Dataset rows
*****

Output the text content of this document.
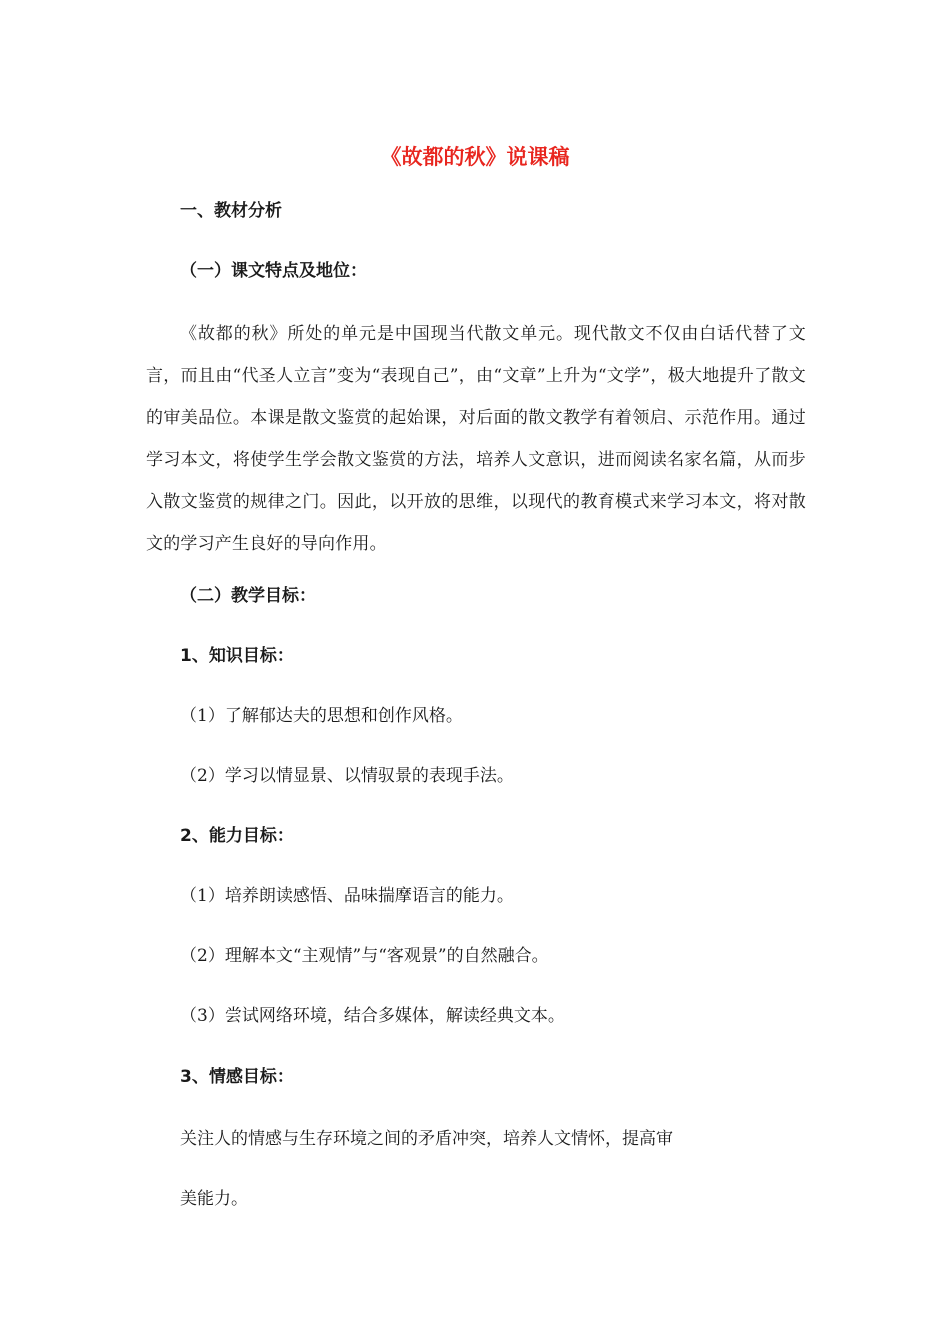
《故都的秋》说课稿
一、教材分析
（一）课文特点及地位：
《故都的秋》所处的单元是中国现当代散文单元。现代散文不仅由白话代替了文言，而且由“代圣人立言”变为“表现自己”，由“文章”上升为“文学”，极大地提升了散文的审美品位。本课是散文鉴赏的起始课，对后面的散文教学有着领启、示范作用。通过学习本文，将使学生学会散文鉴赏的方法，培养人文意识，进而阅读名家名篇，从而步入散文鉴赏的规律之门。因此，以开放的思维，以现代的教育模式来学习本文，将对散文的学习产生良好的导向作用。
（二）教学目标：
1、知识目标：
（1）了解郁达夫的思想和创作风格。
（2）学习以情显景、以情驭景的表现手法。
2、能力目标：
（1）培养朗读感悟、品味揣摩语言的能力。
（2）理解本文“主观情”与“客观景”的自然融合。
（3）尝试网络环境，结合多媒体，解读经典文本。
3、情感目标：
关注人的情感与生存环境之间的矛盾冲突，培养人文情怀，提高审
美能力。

*****

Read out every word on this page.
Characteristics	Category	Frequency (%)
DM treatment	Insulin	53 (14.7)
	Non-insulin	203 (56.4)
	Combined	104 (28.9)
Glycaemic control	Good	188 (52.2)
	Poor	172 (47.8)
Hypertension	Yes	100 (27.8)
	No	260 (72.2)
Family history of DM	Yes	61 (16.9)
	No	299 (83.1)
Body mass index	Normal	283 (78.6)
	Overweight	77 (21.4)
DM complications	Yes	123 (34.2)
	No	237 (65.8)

*****

◆ Exercise aim
List every line in the records above that contains the word "this".

◆ In response
Output the text content of this document.
Read out every word on this page.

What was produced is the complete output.